### [Data extracted from a collection]
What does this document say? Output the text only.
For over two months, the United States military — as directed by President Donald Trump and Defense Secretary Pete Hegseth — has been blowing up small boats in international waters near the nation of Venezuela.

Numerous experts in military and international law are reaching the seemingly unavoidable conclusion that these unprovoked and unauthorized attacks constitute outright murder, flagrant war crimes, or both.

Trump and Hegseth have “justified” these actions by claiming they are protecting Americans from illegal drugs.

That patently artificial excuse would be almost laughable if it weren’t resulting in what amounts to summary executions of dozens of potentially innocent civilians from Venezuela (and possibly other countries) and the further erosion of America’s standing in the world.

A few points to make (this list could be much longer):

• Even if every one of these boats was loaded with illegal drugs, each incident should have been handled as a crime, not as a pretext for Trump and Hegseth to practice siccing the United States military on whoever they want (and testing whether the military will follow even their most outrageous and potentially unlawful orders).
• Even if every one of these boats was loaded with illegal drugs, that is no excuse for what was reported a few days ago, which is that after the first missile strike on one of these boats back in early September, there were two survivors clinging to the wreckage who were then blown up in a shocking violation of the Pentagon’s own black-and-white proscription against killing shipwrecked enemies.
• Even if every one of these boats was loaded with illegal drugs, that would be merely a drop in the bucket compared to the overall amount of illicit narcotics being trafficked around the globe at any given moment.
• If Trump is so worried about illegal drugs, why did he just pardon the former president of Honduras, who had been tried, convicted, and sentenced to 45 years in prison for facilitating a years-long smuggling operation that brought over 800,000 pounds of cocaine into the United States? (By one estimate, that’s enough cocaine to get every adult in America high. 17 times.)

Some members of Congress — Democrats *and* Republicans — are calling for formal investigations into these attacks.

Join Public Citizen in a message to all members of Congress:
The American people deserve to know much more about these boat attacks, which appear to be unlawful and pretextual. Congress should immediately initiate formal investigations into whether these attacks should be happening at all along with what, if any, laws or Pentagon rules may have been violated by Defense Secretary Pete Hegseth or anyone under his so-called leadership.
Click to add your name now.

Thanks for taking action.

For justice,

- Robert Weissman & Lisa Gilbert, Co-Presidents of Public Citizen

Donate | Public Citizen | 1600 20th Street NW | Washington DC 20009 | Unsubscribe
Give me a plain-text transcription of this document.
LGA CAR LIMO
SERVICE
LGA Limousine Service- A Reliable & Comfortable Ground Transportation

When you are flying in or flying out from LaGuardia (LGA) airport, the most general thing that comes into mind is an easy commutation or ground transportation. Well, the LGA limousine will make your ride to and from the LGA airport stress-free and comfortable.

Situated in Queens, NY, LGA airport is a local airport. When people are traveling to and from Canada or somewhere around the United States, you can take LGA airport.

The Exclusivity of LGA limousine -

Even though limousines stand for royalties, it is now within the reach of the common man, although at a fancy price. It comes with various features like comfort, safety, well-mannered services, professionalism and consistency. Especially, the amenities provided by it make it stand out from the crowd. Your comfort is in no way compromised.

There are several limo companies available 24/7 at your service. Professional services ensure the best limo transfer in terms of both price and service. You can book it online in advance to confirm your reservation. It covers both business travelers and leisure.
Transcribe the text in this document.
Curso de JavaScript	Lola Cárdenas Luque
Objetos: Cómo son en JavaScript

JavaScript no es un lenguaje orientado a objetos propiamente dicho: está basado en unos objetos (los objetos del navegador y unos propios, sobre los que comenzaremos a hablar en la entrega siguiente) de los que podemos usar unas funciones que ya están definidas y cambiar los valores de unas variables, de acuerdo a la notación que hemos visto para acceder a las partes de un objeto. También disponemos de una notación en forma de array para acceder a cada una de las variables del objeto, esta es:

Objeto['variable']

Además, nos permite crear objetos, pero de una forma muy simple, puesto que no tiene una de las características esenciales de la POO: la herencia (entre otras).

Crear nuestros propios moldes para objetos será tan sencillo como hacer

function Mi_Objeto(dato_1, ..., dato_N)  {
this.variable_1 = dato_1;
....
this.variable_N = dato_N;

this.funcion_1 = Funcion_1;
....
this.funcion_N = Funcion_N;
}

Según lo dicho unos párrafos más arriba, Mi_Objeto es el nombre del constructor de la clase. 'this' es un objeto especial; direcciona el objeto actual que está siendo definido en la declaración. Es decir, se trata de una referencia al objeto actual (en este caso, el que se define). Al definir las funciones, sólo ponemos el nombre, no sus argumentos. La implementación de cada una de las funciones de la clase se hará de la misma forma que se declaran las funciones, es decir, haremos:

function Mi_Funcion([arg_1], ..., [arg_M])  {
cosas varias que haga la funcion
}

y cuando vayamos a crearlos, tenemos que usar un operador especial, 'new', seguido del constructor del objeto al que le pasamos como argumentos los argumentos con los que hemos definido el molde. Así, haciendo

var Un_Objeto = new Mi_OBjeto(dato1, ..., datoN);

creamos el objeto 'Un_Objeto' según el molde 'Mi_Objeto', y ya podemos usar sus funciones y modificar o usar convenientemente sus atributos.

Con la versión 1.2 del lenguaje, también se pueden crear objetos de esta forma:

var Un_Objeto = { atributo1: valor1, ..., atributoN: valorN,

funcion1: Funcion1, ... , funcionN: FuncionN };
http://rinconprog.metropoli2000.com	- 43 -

### [Written instruction]
Transcribe all the entries, keeping each one exactly as it is.

### [Result of this task]
What does this document say? Output the text only.
For over two months, the United States military — as directed by President Donald Trump and Defense Secretary Pete Hegseth — has been blowing up small boats in international waters near the nation of Venezuela.

Numerous experts in military and international law are reaching the seemingly unavoidable conclusion that these unprovoked and unauthorized attacks constitute outright murder, flagrant war crimes, or both.

Trump and Hegseth have “justified” these actions by claiming they are protecting Americans from illegal drugs.

That patently artificial excuse would be almost laughable if it weren’t resulting in what amounts to summary executions of dozens of potentially innocent civilians from Venezuela (and possibly other countries) and the further erosion of America’s standing in the world.

A few points to make (this list could be much longer):

• Even if every one of these boats was loaded with illegal drugs, each incident should have been handled as a crime, not as a pretext for Trump and Hegseth to practice siccing the United States military on whoever they want (and testing whether the military will follow even their most outrageous and potentially unlawful orders).
• Even if every one of these boats was loaded with illegal drugs, that is no excuse for what was reported a few days ago, which is that after the first missile strike on one of these boats back in early September, there were two survivors clinging to the wreckage who were then blown up in a shocking violation of the Pentagon’s own black-and-white proscription against killing shipwrecked enemies.
• Even if every one of these boats was loaded with illegal drugs, that would be merely a drop in the bucket compared to the overall amount of illicit narcotics being trafficked around the globe at any given moment.
• If Trump is so worried about illegal drugs, why did he just pardon the former president of Honduras, who had been tried, convicted, and sentenced to 45 years in prison for facilitating a years-long smuggling operation that brought over 800,000 pounds of cocaine into the United States? (By one estimate, that’s enough cocaine to get every adult in America high. 17 times.)

Some members of Congress — Democrats *and* Republicans — are calling for formal investigations into these attacks.

Join Public Citizen in a message to all members of Congress:
The American people deserve to know much more about these boat attacks, which appear to be unlawful and pretextual. Congress should immediately initiate formal investigations into whether these attacks should be happening at all along with what, if any, laws or Pentagon rules may have been violated by Defense Secretary Pete Hegseth or anyone under his so-called leadership.
Click to add your name now.

Thanks for taking action.

For justice,

- Robert Weissman & Lisa Gilbert, Co-Presidents of Public Citizen

Donate | Public Citizen | 1600 20th Street NW | Washington DC 20009 | Unsubscribe
Give me a plain-text transcription of this document.
LGA CAR LIMO
SERVICE
LGA Limousine Service- A Reliable & Comfortable Ground Transportation

When you are flying in or flying out from LaGuardia (LGA) airport, the most general thing that comes into mind is an easy commutation or ground transportation. Well, the LGA limousine will make your ride to and from the LGA airport stress-free and comfortable.

Situated in Queens, NY, LGA airport is a local airport. When people are traveling to and from Canada or somewhere around the United States, you can take LGA airport.

The Exclusivity of LGA limousine -

Even though limousines stand for royalties, it is now within the reach of the common man, although at a fancy price. It comes with various features like comfort, safety, well-mannered services, professionalism and consistency. Especially, the amenities provided by it make it stand out from the crowd. Your comfort is in no way compromised.

There are several limo companies available 24/7 at your service. Professional services ensure the best limo transfer in terms of both price and service. You can book it online in advance to confirm your reservation. It covers both business travelers and leisure.
Transcribe the text in this document.
Curso de JavaScript	Lola Cárdenas Luque
Objetos: Cómo son en JavaScript

JavaScript no es un lenguaje orientado a objetos propiamente dicho: está basado en unos objetos (los objetos del navegador y unos propios, sobre los que comenzaremos a hablar en la entrega siguiente) de los que podemos usar unas funciones que ya están definidas y cambiar los valores de unas variables, de acuerdo a la notación que hemos visto para acceder a las partes de un objeto. También disponemos de una notación en forma de array para acceder a cada una de las variables del objeto, esta es:

Objeto['variable']

Además, nos permite crear objetos, pero de una forma muy simple, puesto que no tiene una de las características esenciales de la POO: la herencia (entre otras).

Crear nuestros propios moldes para objetos será tan sencillo como hacer

function Mi_Objeto(dato_1, ..., dato_N)  {
this.variable_1 = dato_1;
....
this.variable_N = dato_N;

this.funcion_1 = Funcion_1;
....
this.funcion_N = Funcion_N;
}

Según lo dicho unos párrafos más arriba, Mi_Objeto es el nombre del constructor de la clase. 'this' es un objeto especial; direcciona el objeto actual que está siendo definido en la declaración. Es decir, se trata de una referencia al objeto actual (en este caso, el que se define). Al definir las funciones, sólo ponemos el nombre, no sus argumentos. La implementación de cada una de las funciones de la clase se hará de la misma forma que se declaran las funciones, es decir, haremos:

function Mi_Funcion([arg_1], ..., [arg_M])  {
cosas varias que haga la funcion
}

y cuando vayamos a crearlos, tenemos que usar un operador especial, 'new', seguido del constructor del objeto al que le pasamos como argumentos los argumentos con los que hemos definido el molde. Así, haciendo

var Un_Objeto = new Mi_OBjeto(dato1, ..., datoN);

creamos el objeto 'Un_Objeto' según el molde 'Mi_Objeto', y ya podemos usar sus funciones y modificar o usar convenientemente sus atributos.

Con la versión 1.2 del lenguaje, también se pueden crear objetos de esta forma:

var Un_Objeto = { atributo1: valor1, ..., atributoN: valorN,

funcion1: Funcion1, ... , funcionN: FuncionN };
http://rinconprog.metropoli2000.com	- 43 -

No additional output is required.